- TASK DESCRIPTION:
Using the data below, gather each line that includes the word "experiments".

- MATERIAL SUPPLIED:
-- Start --

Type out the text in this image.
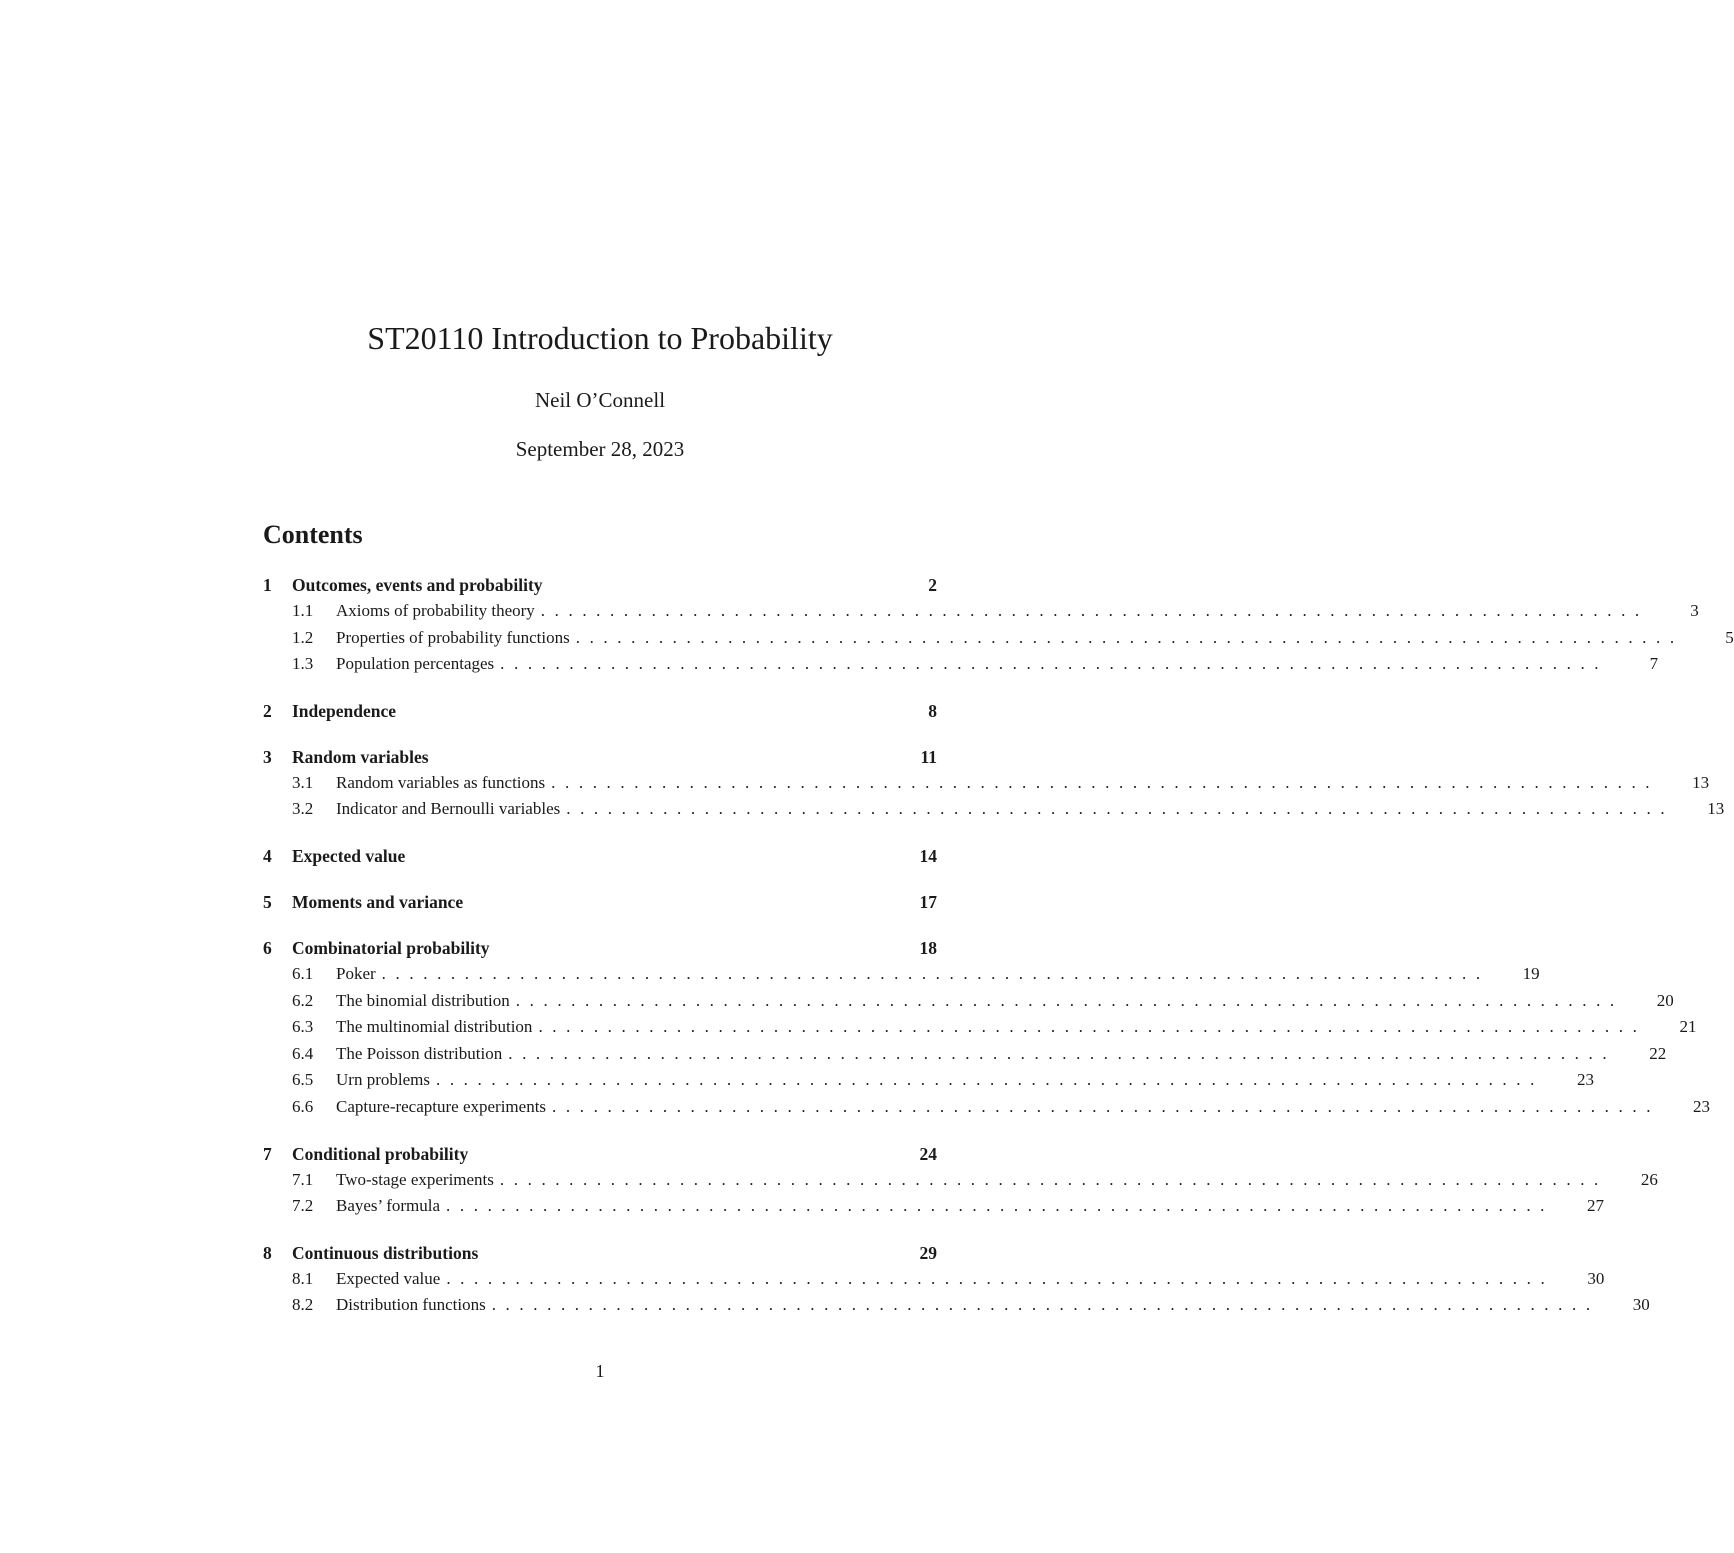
ST20110 Introduction to Probability
Neil O’Connell
September 28, 2023
Contents
1	Outcomes, events and probability	2
1.1	Axioms of probability theory ................................................................................	3
1.2	Properties of probability functions ................................................................................	5
1.3	Population percentages ................................................................................	7
2	Independence	8
3	Random variables	11
3.1	Random variables as functions ................................................................................	13
3.2	Indicator and Bernoulli variables ................................................................................	13
4	Expected value	14
5	Moments and variance	17
6	Combinatorial probability	18
6.1	Poker ................................................................................	19
6.2	The binomial distribution ................................................................................	20
6.3	The multinomial distribution ................................................................................	21
6.4	The Poisson distribution ................................................................................	22
6.5	Urn problems ................................................................................	23
6.6	Capture-recapture experiments ................................................................................	23
7	Conditional probability	24
7.1	Two-stage experiments ................................................................................	26
7.2	Bayes’ formula ................................................................................	27
8	Continuous distributions	29
8.1	Expected value ................................................................................	30
8.2	Distribution functions ................................................................................	30
1
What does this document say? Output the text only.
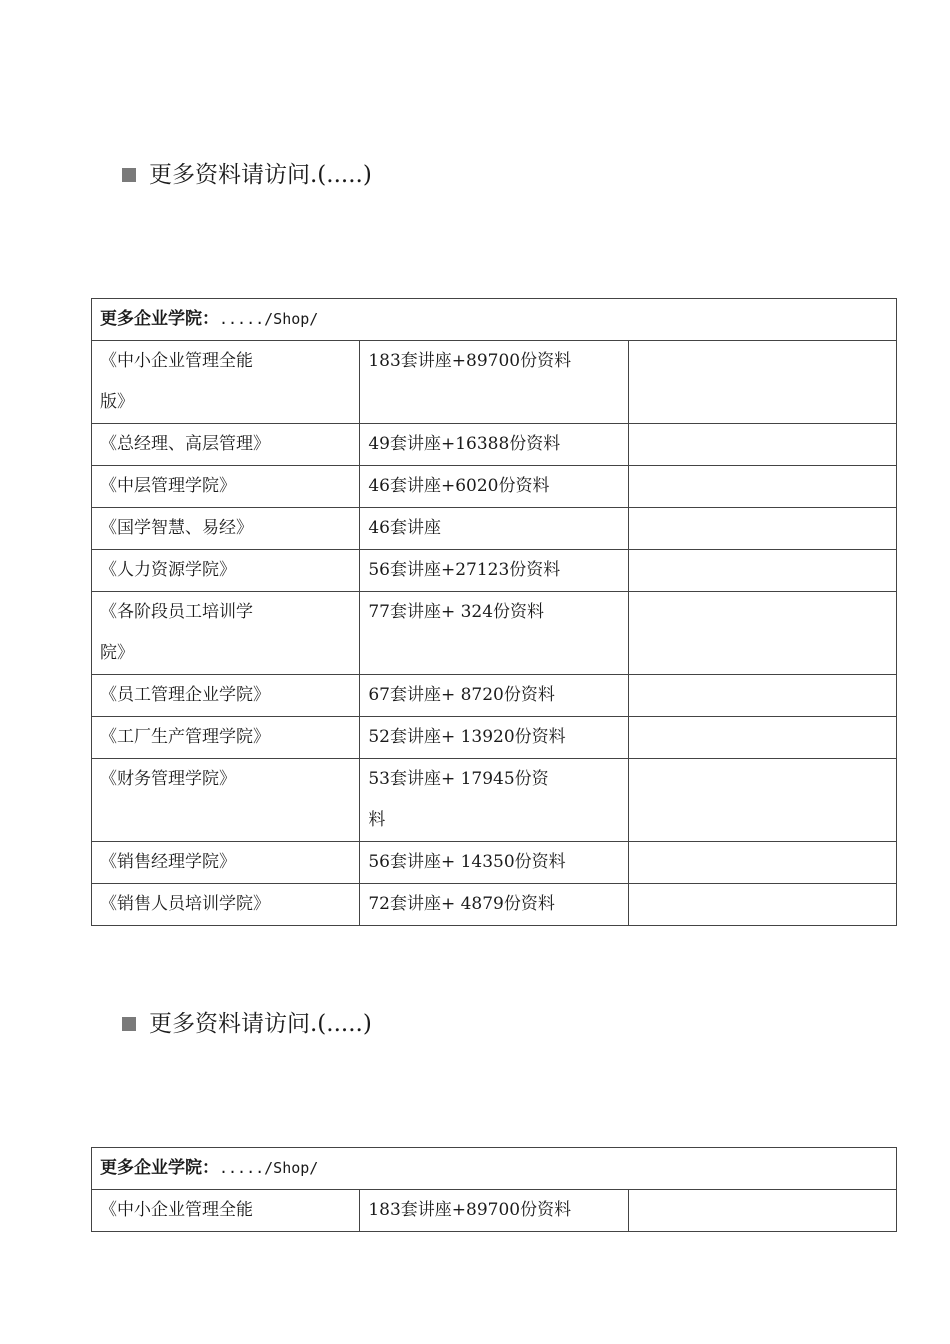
更多资料请访问.(.....)
更多企业学院：...../Shop/		

《中小企业管理全能
版》	183套讲座+89700份资料	

《总经理、高层管理》	49套讲座+16388份资料	

《中层管理学院》	46套讲座+6020份资料	

《国学智慧、易经》	46套讲座	

《人力资源学院》	56套讲座+27123份资料	

《各阶段员工培训学
院》	77套讲座+ 324份资料	

《员工管理企业学院》	67套讲座+ 8720份资料	

《工厂生产管理学院》	52套讲座+ 13920份资料	

《财务管理学院》	53套讲座+ 17945份资
料	

《销售经理学院》	56套讲座+ 14350份资料	

《销售人员培训学院》	72套讲座+ 4879份资料	

更多资料请访问.(.....)
更多企业学院：...../Shop/

《中小企业管理全能	183套讲座+89700份资料
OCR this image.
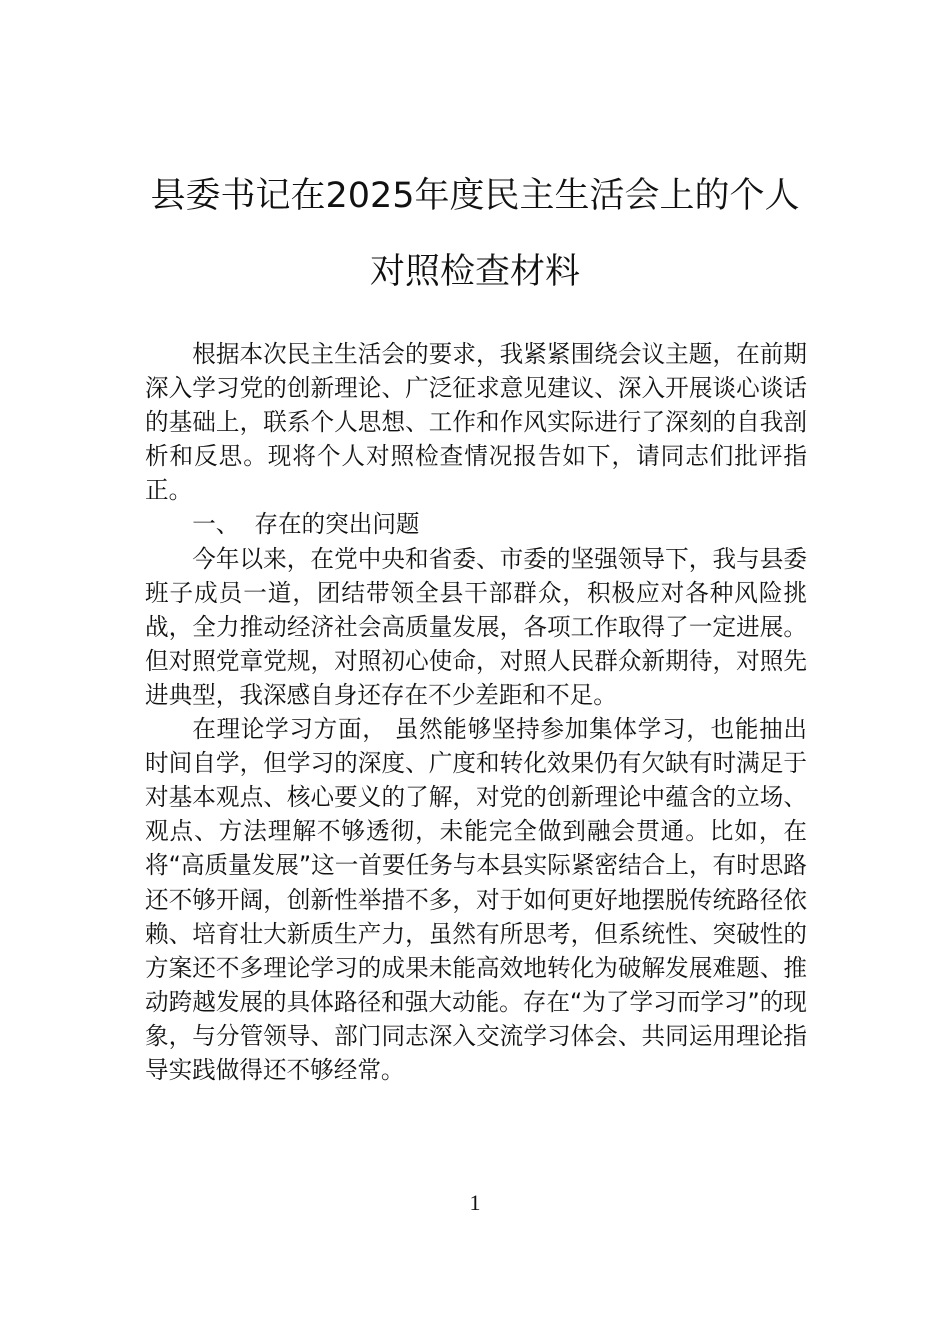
县委书记在2025年度民主生活会上的个人
对照检查材料

根据本次民主生活会的要求，我紧紧围绕会议主题，在前期深入学习党的创新理论、广泛征求意见建议、深入开展谈心谈话的基础上，联系个人思想、工作和作风实际进行了深刻的自我剖析和反思。现将个人对照检查情况报告如下，请同志们批评指正。

一、  存在的突出问题

今年以来，在党中央和省委、市委的坚强领导下，我与县委班子成员一道，团结带领全县干部群众，积极应对各种风险挑战，全力推动经济社会高质量发展，各项工作取得了一定进展。但对照党章党规，对照初心使命，对照人民群众新期待，对照先进典型，我深感自身还存在不少差距和不足。

在理论学习方面， 虽然能够坚持参加集体学习，也能抽出时间自学，但学习的深度、广度和转化效果仍有欠缺有时满足于对基本观点、核心要义的了解，对党的创新理论中蕴含的立场、观点、方法理解不够透彻，未能完全做到融会贯通。比如，在将“高质量发展”这一首要任务与本县实际紧密结合上，有时思路还不够开阔，创新性举措不多，对于如何更好地摆脱传统路径依赖、培育壮大新质生产力，虽然有所思考，但系统性、突破性的方案还不多理论学习的成果未能高效地转化为破解发展难题、推动跨越发展的具体路径和强大动能。存在“为了学习而学习”的现象，与分管领导、部门同志深入交流学习体会、共同运用理论指导实践做得还不够经常。

1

-- End --

- CORRECT OUTPUT:
6.6	Capture-recapture experiments ................................................................................	23
7.1	Two-stage experiments ................................................................................	26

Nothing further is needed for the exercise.